■ PROBLEM ■
Skip the pictures. Copy all the rest of the records down exactly.

┏━━

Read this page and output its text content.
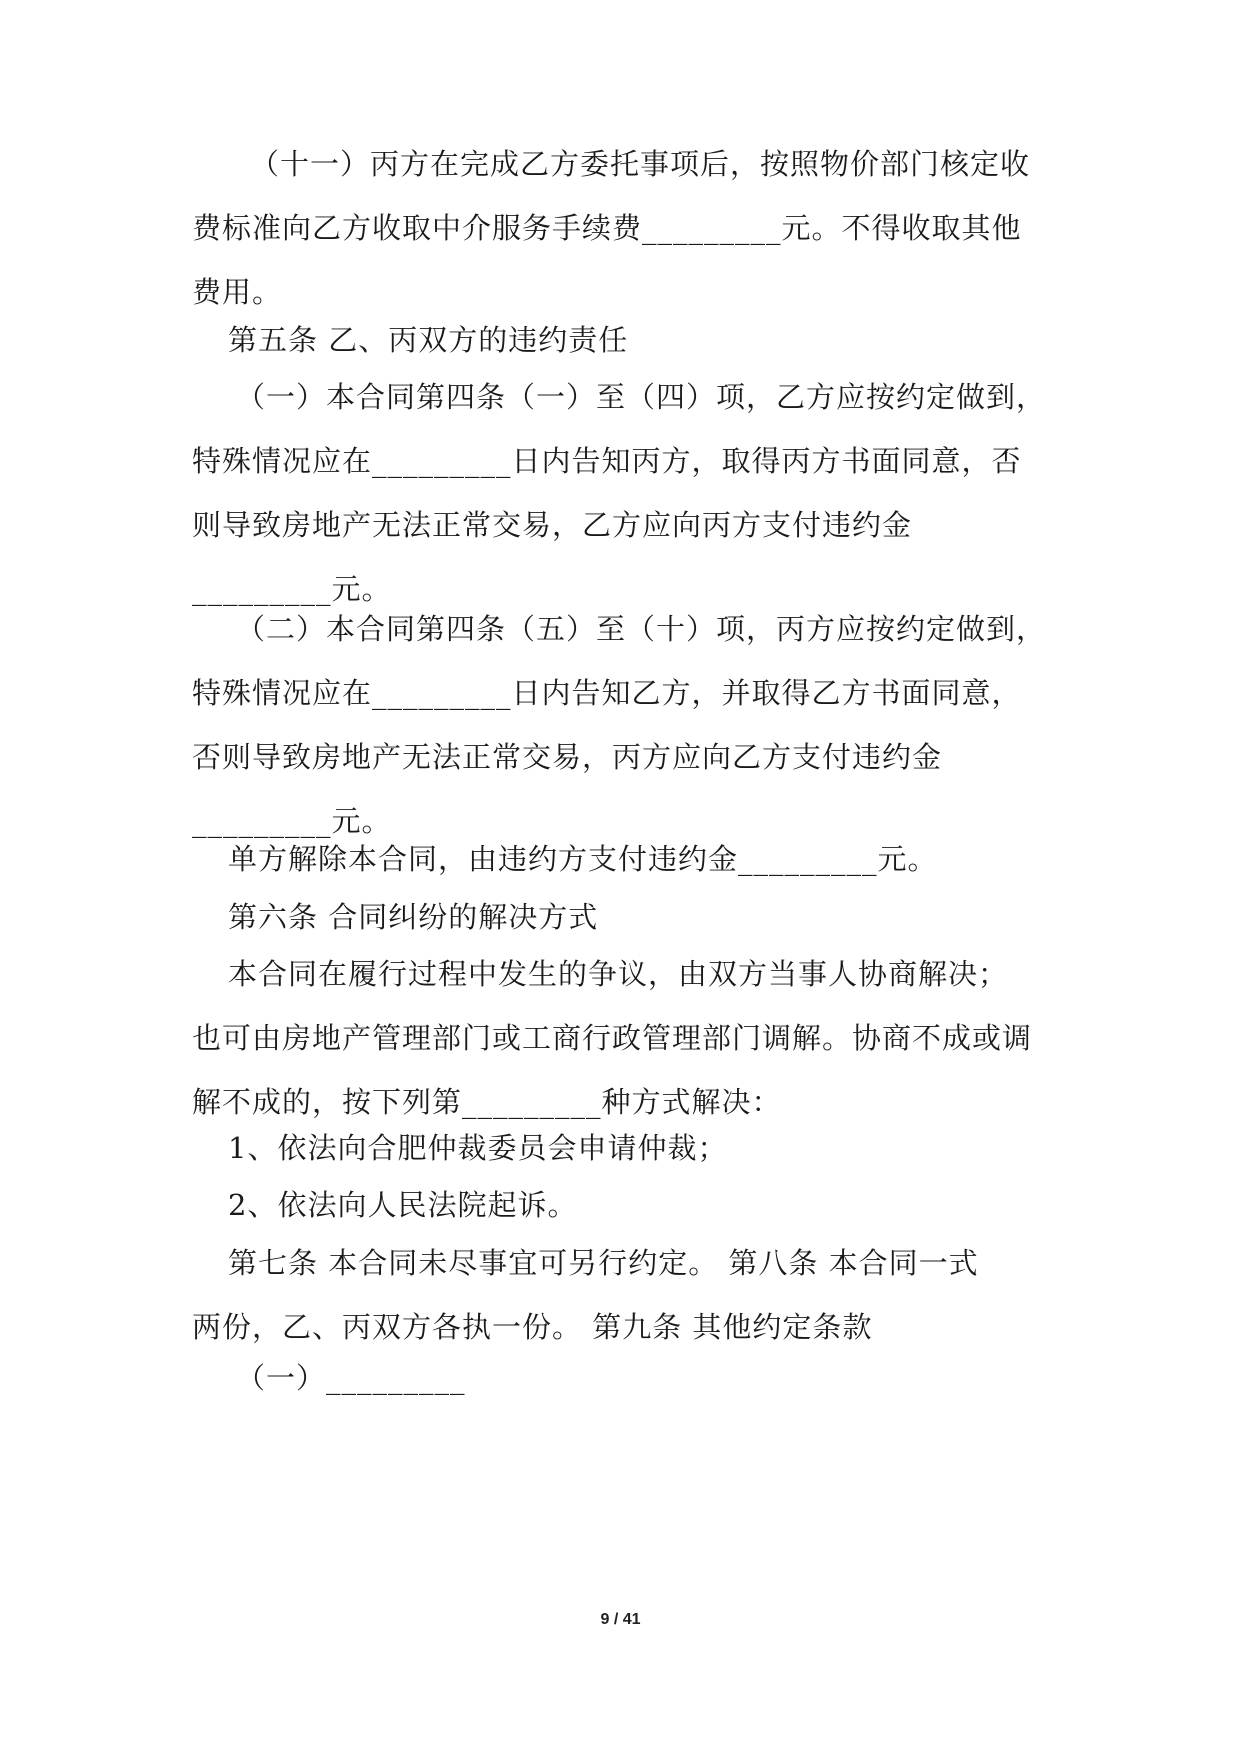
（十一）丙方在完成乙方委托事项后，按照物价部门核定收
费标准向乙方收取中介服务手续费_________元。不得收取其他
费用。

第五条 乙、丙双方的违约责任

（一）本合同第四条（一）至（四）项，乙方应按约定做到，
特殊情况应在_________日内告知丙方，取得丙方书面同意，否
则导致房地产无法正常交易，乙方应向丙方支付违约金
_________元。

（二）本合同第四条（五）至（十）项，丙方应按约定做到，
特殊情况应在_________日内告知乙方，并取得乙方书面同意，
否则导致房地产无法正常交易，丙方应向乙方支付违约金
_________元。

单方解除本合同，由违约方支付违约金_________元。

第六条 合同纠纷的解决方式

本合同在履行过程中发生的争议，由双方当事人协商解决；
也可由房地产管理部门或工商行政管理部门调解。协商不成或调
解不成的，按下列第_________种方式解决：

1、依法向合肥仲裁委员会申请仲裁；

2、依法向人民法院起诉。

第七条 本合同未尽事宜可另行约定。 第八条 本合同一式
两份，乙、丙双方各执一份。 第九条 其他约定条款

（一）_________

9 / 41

┗━━

■ TASK OUTPUT ■
Read this page and output its text content.
（十一）丙方在完成乙方委托事项后，按照物价部门核定收
费标准向乙方收取中介服务手续费_________元。不得收取其他
费用。

第五条 乙、丙双方的违约责任

（一）本合同第四条（一）至（四）项，乙方应按约定做到，
特殊情况应在_________日内告知丙方，取得丙方书面同意，否
则导致房地产无法正常交易，乙方应向丙方支付违约金
_________元。

（二）本合同第四条（五）至（十）项，丙方应按约定做到，
特殊情况应在_________日内告知乙方，并取得乙方书面同意，
否则导致房地产无法正常交易，丙方应向乙方支付违约金
_________元。

单方解除本合同，由违约方支付违约金_________元。

第六条 合同纠纷的解决方式

本合同在履行过程中发生的争议，由双方当事人协商解决；
也可由房地产管理部门或工商行政管理部门调解。协商不成或调
解不成的，按下列第_________种方式解决：

1、依法向合肥仲裁委员会申请仲裁；

2、依法向人民法院起诉。

第七条 本合同未尽事宜可另行约定。 第八条 本合同一式
两份，乙、丙双方各执一份。 第九条 其他约定条款

（一）_________

9 / 41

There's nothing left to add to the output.